# STATED GOAL:
Copy out each line of the data holding "работы".

Lines of data:
####################

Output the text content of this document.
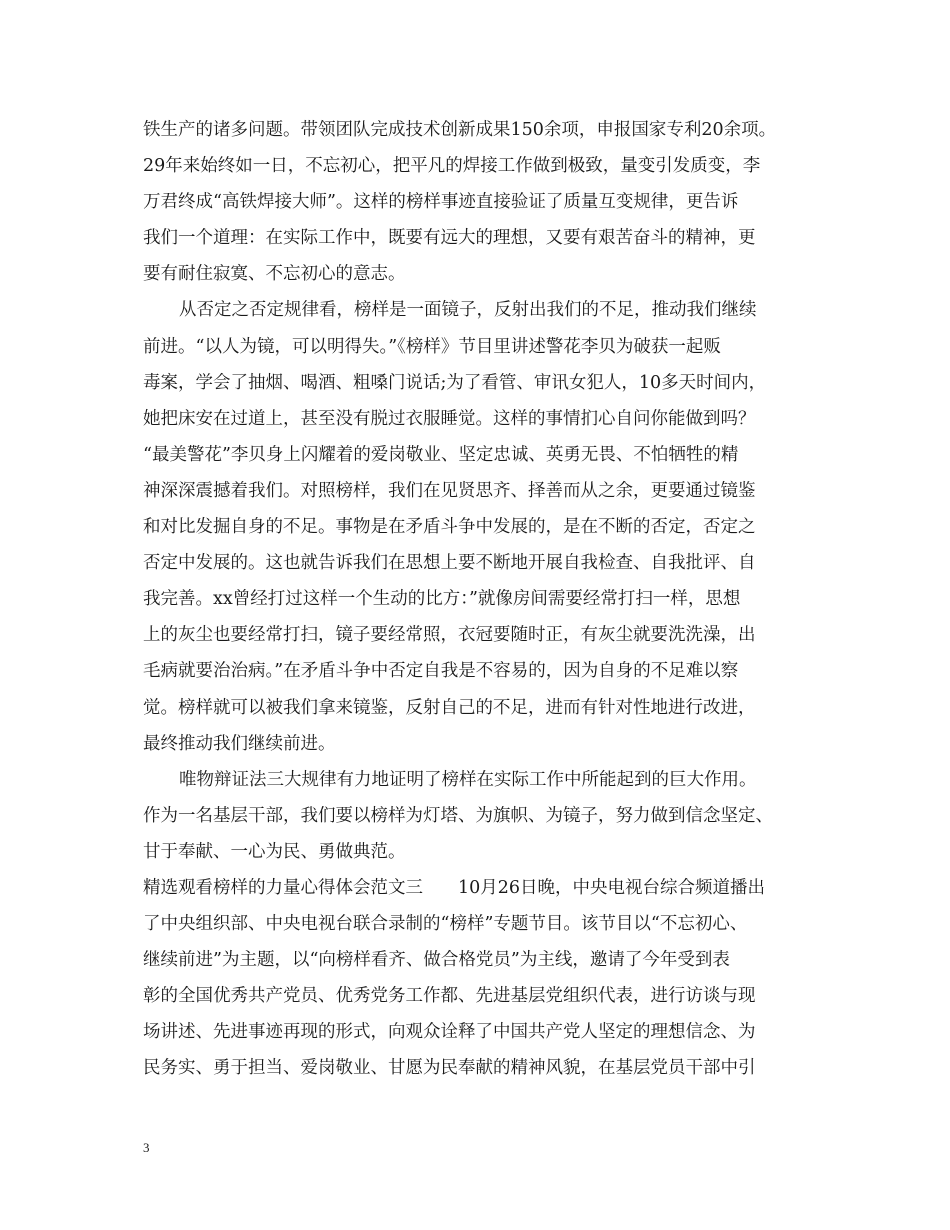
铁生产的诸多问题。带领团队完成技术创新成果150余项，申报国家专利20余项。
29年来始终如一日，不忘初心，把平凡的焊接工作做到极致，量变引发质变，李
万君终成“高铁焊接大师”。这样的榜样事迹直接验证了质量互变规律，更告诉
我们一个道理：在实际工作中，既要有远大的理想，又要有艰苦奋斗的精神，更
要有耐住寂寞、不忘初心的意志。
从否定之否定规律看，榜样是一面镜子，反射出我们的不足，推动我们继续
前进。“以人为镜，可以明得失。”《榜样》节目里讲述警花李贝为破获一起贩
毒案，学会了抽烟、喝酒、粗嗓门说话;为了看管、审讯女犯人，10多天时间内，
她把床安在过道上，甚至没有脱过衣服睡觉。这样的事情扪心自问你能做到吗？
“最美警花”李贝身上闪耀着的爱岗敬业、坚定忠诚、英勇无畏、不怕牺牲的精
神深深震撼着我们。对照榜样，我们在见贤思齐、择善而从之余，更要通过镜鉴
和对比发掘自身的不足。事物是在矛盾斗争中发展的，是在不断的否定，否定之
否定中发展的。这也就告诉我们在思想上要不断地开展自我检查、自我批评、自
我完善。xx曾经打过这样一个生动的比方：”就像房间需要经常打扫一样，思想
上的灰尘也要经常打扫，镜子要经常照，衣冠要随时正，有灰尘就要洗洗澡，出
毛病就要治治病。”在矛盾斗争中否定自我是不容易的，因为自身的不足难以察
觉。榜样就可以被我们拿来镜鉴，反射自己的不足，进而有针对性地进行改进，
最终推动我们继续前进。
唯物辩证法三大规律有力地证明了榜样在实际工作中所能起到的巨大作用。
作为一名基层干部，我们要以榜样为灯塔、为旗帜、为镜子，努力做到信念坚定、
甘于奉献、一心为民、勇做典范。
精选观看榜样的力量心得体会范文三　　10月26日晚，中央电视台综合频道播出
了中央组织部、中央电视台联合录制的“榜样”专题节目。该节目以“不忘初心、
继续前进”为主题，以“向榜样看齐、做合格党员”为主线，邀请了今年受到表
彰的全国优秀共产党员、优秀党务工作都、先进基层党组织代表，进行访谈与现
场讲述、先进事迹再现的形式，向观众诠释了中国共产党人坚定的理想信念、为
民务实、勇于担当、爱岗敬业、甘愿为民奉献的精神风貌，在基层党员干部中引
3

####################

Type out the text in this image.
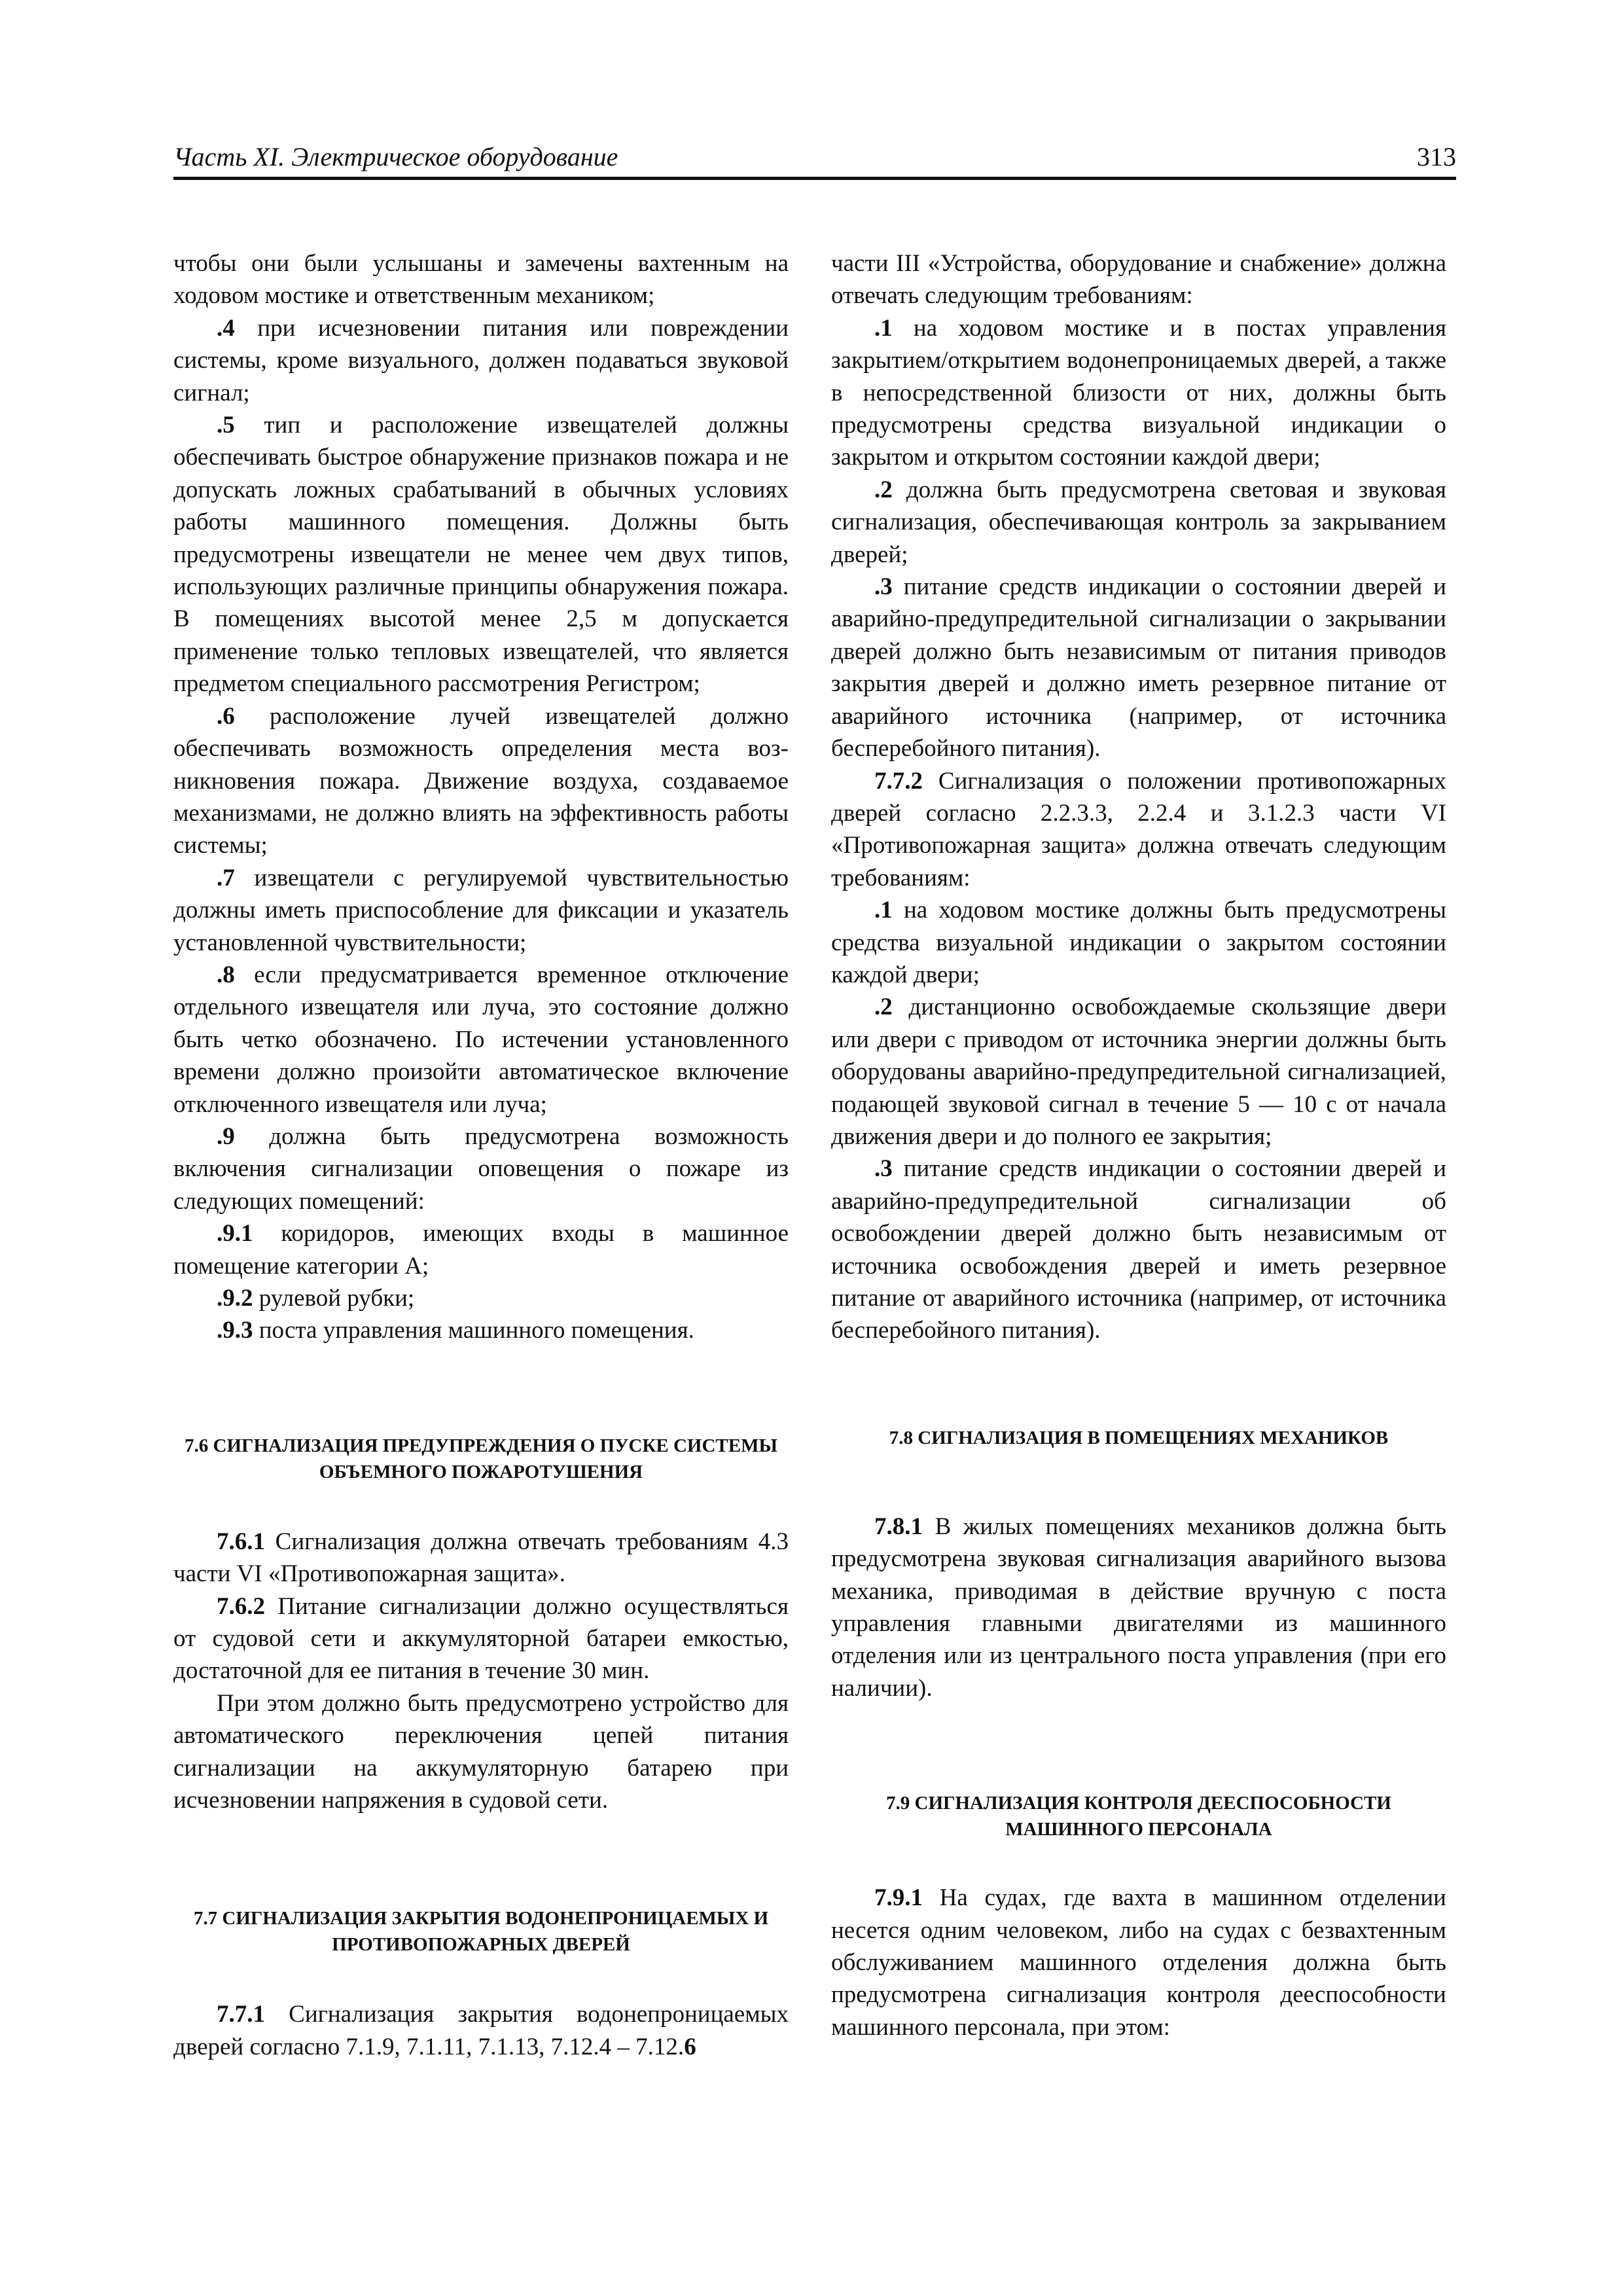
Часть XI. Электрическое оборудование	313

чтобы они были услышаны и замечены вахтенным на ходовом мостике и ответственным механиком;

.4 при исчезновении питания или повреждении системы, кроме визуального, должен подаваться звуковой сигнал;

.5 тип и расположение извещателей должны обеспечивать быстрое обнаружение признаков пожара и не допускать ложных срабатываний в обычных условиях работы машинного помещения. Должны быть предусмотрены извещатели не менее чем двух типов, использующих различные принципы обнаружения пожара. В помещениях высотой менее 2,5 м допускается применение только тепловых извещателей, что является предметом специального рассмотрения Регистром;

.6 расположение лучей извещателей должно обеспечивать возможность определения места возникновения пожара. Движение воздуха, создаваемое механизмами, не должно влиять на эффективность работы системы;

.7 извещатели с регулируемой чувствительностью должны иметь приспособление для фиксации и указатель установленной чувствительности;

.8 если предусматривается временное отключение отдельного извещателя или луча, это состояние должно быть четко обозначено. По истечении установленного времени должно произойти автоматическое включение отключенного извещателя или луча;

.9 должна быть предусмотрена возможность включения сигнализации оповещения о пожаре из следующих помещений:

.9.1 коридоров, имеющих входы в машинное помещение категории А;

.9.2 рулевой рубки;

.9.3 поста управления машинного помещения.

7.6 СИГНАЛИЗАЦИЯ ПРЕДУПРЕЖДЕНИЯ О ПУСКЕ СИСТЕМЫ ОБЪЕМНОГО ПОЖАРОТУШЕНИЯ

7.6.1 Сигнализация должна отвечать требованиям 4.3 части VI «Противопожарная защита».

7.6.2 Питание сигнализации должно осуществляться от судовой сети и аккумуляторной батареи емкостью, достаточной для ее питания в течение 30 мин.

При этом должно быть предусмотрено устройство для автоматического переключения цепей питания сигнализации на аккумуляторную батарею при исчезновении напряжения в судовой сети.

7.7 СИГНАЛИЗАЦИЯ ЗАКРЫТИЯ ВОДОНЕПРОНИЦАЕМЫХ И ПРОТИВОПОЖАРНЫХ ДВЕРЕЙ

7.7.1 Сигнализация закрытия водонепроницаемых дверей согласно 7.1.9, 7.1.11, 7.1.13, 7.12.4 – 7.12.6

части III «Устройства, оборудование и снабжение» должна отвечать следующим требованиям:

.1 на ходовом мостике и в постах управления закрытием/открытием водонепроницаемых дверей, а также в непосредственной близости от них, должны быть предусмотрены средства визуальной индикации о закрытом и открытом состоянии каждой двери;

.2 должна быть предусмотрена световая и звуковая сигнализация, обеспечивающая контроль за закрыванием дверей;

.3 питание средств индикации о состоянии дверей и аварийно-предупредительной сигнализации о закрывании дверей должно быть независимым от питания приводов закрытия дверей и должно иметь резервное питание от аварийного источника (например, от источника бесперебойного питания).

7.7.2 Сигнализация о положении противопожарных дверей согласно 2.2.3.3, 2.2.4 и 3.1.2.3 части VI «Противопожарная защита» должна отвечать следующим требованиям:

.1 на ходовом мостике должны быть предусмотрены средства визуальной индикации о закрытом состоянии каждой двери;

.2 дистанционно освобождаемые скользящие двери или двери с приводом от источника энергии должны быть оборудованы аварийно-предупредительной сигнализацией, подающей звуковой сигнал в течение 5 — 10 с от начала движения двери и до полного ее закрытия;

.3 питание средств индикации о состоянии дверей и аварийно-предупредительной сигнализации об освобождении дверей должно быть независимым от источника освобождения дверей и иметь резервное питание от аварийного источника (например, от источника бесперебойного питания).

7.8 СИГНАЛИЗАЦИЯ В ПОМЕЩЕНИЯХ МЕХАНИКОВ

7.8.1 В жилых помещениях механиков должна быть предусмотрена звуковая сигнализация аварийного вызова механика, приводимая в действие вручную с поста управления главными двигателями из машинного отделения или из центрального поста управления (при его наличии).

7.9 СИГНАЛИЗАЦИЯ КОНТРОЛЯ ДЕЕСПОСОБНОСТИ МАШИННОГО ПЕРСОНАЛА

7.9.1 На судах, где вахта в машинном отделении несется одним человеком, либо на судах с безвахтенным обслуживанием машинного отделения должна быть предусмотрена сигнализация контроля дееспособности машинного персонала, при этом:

####################

# TASK OUTPUT:
.5 тип и расположение извещателей должны обеспечивать быстрое обнаружение признаков пожара и не допускать ложных срабатываний в обычных условиях работы машинного помещения. Должны быть предусмотрены извещатели не менее чем двух типов, использующих различные принципы обнаружения пожара. В помещениях высотой менее 2,5 м допускается применение только тепловых извещателей, что является предметом специального рассмотрения Регистром;
.6 расположение лучей извещателей должно обеспечивать возможность определения места возникновения пожара. Движение воздуха, создаваемое механизмами, не должно влиять на эффективность работы системы;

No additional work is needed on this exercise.